▶ [EXCERPTED PASSAGE]
- - -

QHRMOF: A Quantum-Inspired hybrid Multi-Objective framework for Energy-Efficient task scheduling and load balancing in cloud computing

The swift expansion of cloud computing services has resulted in a notable increase in energy consumption, presenting challenges for sustainability and effective resource management in cloud data centres. This paper introduces a novel Quantum-Inspired Hybrid Reinforcement Learning and Multi-Objective Optimization Framework (QHRMOF) designed to optimize task scheduling, dynamic load balancing, and server consolidation while minimizing power consumption and enhancing system performance. QHRMOF integrates three fundamental techniques: Quantum-Inspired Evolutionary Algorithm (QIEA) employs quantum principles like superposition and entanglement to improve solution space exploration and mitigate local optima; Hybrid Deep Reinforcement Learning (HDRL) integrates convolutional neural networks (CNNs) and Long Short-Term Memory (LSTM) to forecast workloads and dynamically categorize virtual machines (VMs) into overloaded and underloaded states for efficient task migration and load balancing; and Multi-Objective Optimisation (MOO) reconciles multiple conflicting objectives, including minimizing energy consumption and makespan while maximizing resource utilization and system scalability. QHRMOF minimizes unnecessary migrations and overhead through informed decision-making and adaptive resource management, all while maintaining optimal system performance. Simulations performed on the CloudSim platform utilizing real-world datasets, including those from NASA, HPC2N, and Google workloads, indicate that the proposed framework surpasses leading methodologies such as Multi-objective Genetic Algorithm (MOGA), Particle Swarm Optimization (PSO), Deep Reinforcement Learning for Load Balancing (DRL-LB), and Ant Colony Optimization (ACO). The findings indicate that QHRMOF attains a maximum reduction of 18.76% in makespan, a 22.84% decrease in energy consumption, a 19.52% enhancement in resource utilization, a 25.39% improvement in load balancing efficiency, and a 12.67% reduction in failure rates. These findings confirm the efficacy of QHRMOF in enhancing resource management, augmenting system reliability, and fostering energy-efficient cloud computing operations.

- - -

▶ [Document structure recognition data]
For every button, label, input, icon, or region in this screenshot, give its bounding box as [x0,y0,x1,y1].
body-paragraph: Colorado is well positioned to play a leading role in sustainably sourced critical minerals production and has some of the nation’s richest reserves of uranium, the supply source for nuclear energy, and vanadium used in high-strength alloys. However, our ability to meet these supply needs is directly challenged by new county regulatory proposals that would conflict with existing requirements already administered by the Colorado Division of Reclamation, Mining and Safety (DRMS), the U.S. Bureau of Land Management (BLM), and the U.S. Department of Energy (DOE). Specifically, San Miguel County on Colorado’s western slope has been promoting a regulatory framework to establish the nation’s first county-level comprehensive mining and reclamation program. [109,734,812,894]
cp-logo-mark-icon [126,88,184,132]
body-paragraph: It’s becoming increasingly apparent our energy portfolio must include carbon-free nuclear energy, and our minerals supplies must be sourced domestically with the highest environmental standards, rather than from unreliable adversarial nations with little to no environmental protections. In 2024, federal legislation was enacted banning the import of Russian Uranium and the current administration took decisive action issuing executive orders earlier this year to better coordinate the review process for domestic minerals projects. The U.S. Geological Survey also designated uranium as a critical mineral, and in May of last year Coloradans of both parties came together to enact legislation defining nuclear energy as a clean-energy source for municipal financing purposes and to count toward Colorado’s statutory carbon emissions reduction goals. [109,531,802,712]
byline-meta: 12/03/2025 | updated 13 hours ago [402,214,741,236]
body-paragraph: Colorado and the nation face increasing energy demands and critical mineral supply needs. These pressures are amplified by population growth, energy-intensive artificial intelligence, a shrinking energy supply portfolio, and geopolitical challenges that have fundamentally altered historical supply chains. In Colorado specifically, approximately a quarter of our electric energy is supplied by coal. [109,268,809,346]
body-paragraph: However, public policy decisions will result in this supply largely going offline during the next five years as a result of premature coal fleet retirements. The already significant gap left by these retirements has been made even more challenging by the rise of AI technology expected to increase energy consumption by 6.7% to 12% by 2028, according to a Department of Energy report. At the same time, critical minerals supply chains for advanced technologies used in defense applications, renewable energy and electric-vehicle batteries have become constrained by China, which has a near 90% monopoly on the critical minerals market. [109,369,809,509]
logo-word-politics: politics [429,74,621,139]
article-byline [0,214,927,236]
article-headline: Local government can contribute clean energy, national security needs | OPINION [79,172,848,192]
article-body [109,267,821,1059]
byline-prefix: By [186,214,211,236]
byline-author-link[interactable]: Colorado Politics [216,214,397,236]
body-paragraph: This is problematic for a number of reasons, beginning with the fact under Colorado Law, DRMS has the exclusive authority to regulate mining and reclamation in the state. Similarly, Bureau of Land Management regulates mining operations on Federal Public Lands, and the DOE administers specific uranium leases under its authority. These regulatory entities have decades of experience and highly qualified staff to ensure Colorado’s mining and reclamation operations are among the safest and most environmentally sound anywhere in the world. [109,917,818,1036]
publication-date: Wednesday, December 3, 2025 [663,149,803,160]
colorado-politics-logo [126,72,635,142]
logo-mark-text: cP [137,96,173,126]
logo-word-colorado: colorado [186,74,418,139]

- - -

▶ [EXERCISE PROMPT] Translate this sentence from the abstract on cloud task scheduling into German: "These findings confirm the efficacy of QHRMOF in enhancing resource management, augmenting system reliability, and fostering energy-efficient cloud computing operations."

▶ [ANSWER TO THIS TASK] Diese Ergebnisse bestätigen die Wirksamkeit von QHRMOF bei der Verbesserung des Ressourcenmanagements, der Steigerung der Systemzuverlässigkeit und der Förderung energieeffizienter Cloud-Computing-Abläufe.